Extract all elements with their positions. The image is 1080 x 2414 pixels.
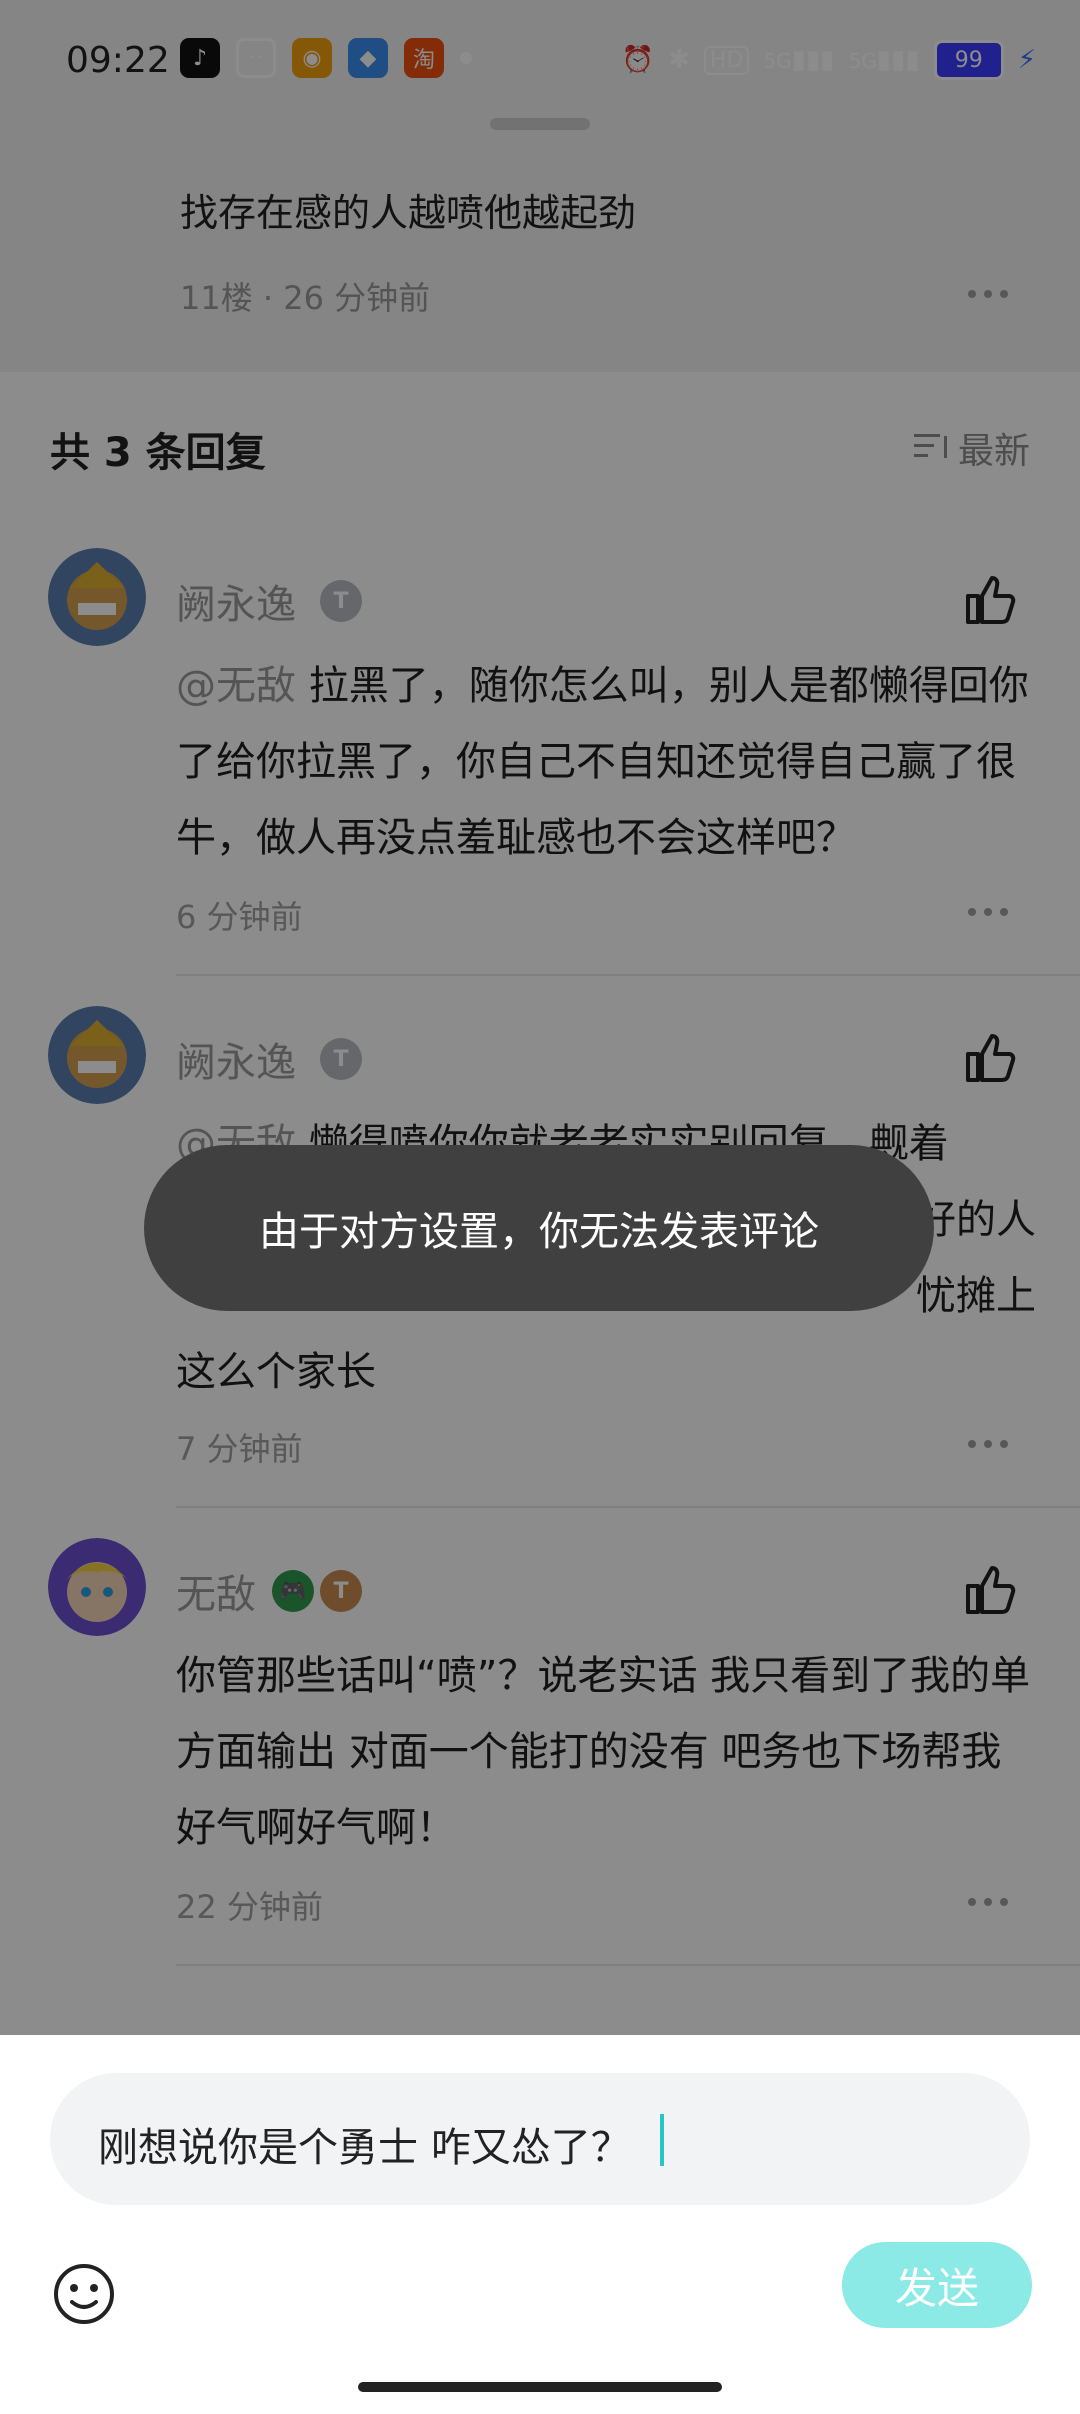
comment-input-value[interactable]: 刚想说你是个勇士 咋又怂了？: [98, 2115, 631, 2173]
home-indicator[interactable]: [358, 2382, 722, 2392]
text-caret: [660, 2114, 664, 2166]
toast-message: 由于对方设置，你无法发表评论: [144, 1145, 934, 1311]
emoji-icon[interactable]: [52, 2262, 116, 2326]
send-button[interactable]: 发送: [842, 2242, 1032, 2328]
modal-overlay[interactable]: [0, 0, 1080, 2035]
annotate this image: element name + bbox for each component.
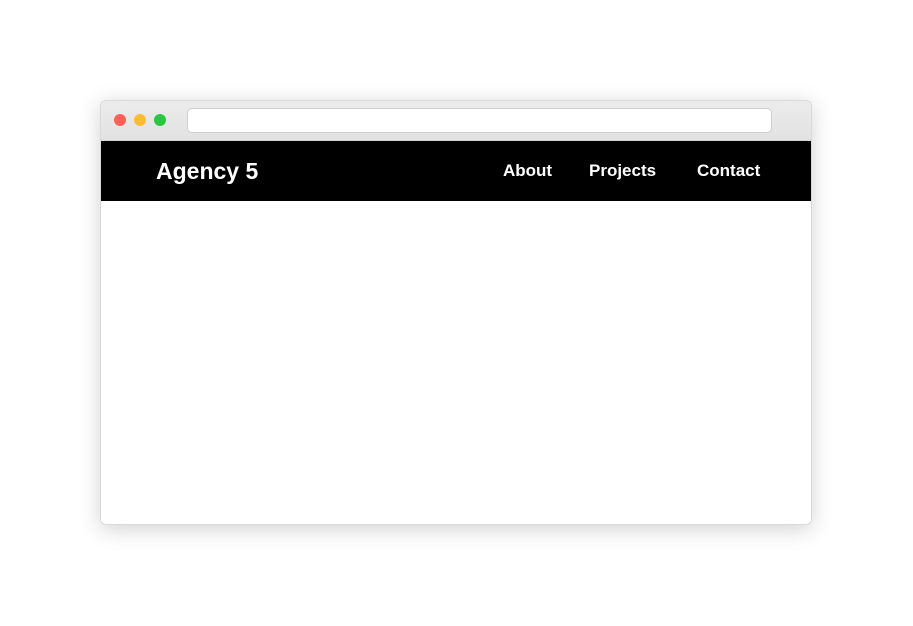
maximize-window-button[interactable]: [154, 114, 166, 126]
page-content: [101, 201, 811, 524]
nav-link-contact[interactable]: Contact: [697, 141, 760, 201]
browser-title-bar: [101, 101, 811, 141]
site-logo[interactable]: Agency 5: [156, 141, 258, 201]
site-header: Agency 5 About Projects Contact: [101, 141, 811, 201]
address-bar[interactable]: [187, 108, 772, 133]
browser-window: Agency 5 About Projects Contact: [100, 100, 812, 525]
minimize-window-button[interactable]: [134, 114, 146, 126]
nav-link-projects[interactable]: Projects: [589, 141, 656, 201]
nav-link-about[interactable]: About: [503, 141, 552, 201]
close-window-button[interactable]: [114, 114, 126, 126]
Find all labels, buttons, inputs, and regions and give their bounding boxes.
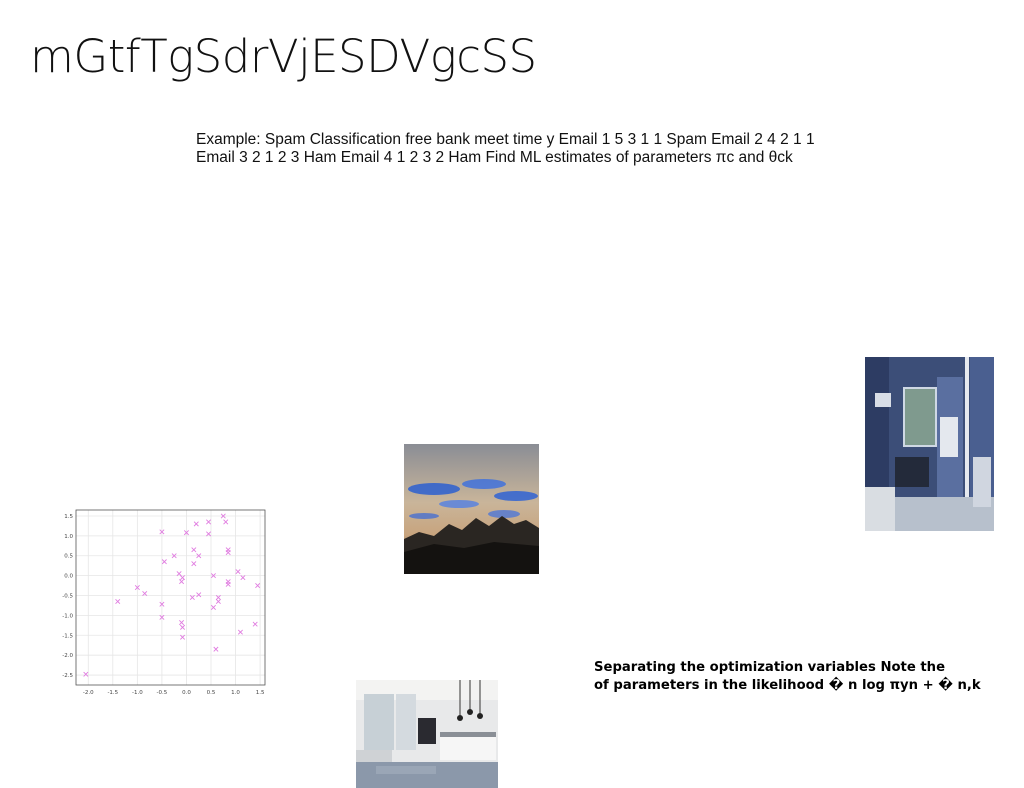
x-tick-label: -1.0 bbox=[132, 690, 143, 696]
optimization-note: Separating the optimization variables No… bbox=[594, 659, 1019, 695]
x-tick-label: -0.5 bbox=[157, 690, 168, 696]
living-room-image bbox=[356, 680, 498, 788]
slide-title: mGtfTgSdrVjESDVgcSS bbox=[30, 30, 537, 83]
y-tick-label: 0.0 bbox=[64, 574, 73, 580]
optimization-note-line-2: of parameters in the likelihood � n log … bbox=[594, 678, 981, 693]
y-tick-label: -0.5 bbox=[62, 594, 73, 600]
x-tick-label: 1.0 bbox=[231, 690, 240, 696]
y-tick-label: 1.5 bbox=[64, 514, 73, 520]
blue-room-image bbox=[865, 357, 994, 531]
x-tick-label: 1.5 bbox=[256, 690, 265, 696]
y-tick-label: -1.0 bbox=[62, 613, 73, 619]
y-tick-label: 1.0 bbox=[64, 534, 73, 540]
x-tick-label: 0.0 bbox=[182, 690, 191, 696]
y-tick-label: -2.5 bbox=[62, 673, 73, 679]
example-text: Example: Spam Classification free bank m… bbox=[196, 131, 815, 166]
mountain-sunset-image bbox=[404, 444, 539, 574]
x-tick-label: -1.5 bbox=[107, 690, 118, 696]
y-tick-label: -2.0 bbox=[62, 653, 73, 659]
scatter-plot: -2.0 -1.5 -1.0 -0.5 0.0 0.5 1.0 1.5 1.5 1.0 0.5 0.0… bbox=[62, 509, 266, 696]
x-tick-label: -2.0 bbox=[83, 690, 94, 696]
x-tick-label: 0.5 bbox=[207, 690, 216, 696]
optimization-note-line-1: Separating the optimization variables No… bbox=[594, 660, 946, 675]
y-tick-label: 0.5 bbox=[64, 554, 73, 560]
y-tick-label: -1.5 bbox=[62, 633, 73, 639]
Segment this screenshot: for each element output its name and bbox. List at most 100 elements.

The exercise
Rewrite all of the data above, changing each "x-tick-label" to "x-axis-label" and keeping every other character as it is. Leave the pictures out.

Exercise result
Extract all elements with their positions. The image is 1080 x 2414 pixels.
comment-input-value[interactable]: 刚想说你是个勇士 咋又怂了？: [98, 2115, 631, 2173]
home-indicator[interactable]: [358, 2382, 722, 2392]
text-caret: [660, 2114, 664, 2166]
toast-message: 由于对方设置，你无法发表评论: [144, 1145, 934, 1311]
emoji-icon[interactable]: [52, 2262, 116, 2326]
send-button[interactable]: 发送: [842, 2242, 1032, 2328]
modal-overlay[interactable]: [0, 0, 1080, 2035]
annotate this image: element name + bbox for each component.
maximize-window-button[interactable]: [154, 114, 166, 126]
page-content: [101, 201, 811, 524]
nav-link-contact[interactable]: Contact: [697, 141, 760, 201]
browser-title-bar: [101, 101, 811, 141]
site-logo[interactable]: Agency 5: [156, 141, 258, 201]
site-header: Agency 5 About Projects Contact: [101, 141, 811, 201]
address-bar[interactable]: [187, 108, 772, 133]
browser-window: Agency 5 About Projects Contact: [100, 100, 812, 525]
minimize-window-button[interactable]: [134, 114, 146, 126]
nav-link-projects[interactable]: Projects: [589, 141, 656, 201]
nav-link-about[interactable]: About: [503, 141, 552, 201]
close-window-button[interactable]: [114, 114, 126, 126]
Find all labels, buttons, inputs, and regions and give their bounding boxes.
x-axis-label: -1.0 bbox=[132, 690, 143, 696]
optimization-note: Separating the optimization variables No… bbox=[594, 659, 1019, 695]
x-axis-label: -0.5 bbox=[157, 690, 168, 696]
living-room-image bbox=[356, 680, 498, 788]
slide-title: mGtfTgSdrVjESDVgcSS bbox=[30, 30, 537, 83]
y-tick-label: 0.0 bbox=[64, 574, 73, 580]
optimization-note-line-2: of parameters in the likelihood � n log … bbox=[594, 678, 981, 693]
y-tick-label: -0.5 bbox=[62, 594, 73, 600]
x-axis-label: 1.0 bbox=[231, 690, 240, 696]
y-tick-label: 1.5 bbox=[64, 514, 73, 520]
blue-room-image bbox=[865, 357, 994, 531]
x-axis-label: 1.5 bbox=[256, 690, 265, 696]
y-tick-label: -1.0 bbox=[62, 613, 73, 619]
y-tick-label: 1.0 bbox=[64, 534, 73, 540]
x-axis-label: 0.0 bbox=[182, 690, 191, 696]
y-tick-label: -2.5 bbox=[62, 673, 73, 679]
example-text: Example: Spam Classification free bank m… bbox=[196, 131, 815, 166]
mountain-sunset-image bbox=[404, 444, 539, 574]
x-axis-label: -1.5 bbox=[107, 690, 118, 696]
y-tick-label: -2.0 bbox=[62, 653, 73, 659]
scatter-plot: -2.0 -1.5 -1.0 -0.5 0.0 0.5 1.0 1.5 1.5 1.0 0.5 0.0… bbox=[62, 509, 266, 696]
x-axis-label: -2.0 bbox=[83, 690, 94, 696]
x-axis-label: 0.5 bbox=[207, 690, 216, 696]
optimization-note-line-1: Separating the optimization variables No… bbox=[594, 660, 946, 675]
y-tick-label: 0.5 bbox=[64, 554, 73, 560]
y-tick-label: -1.5 bbox=[62, 633, 73, 639]
Segment this screenshot: for each element output its name and bbox. List at most 100 elements.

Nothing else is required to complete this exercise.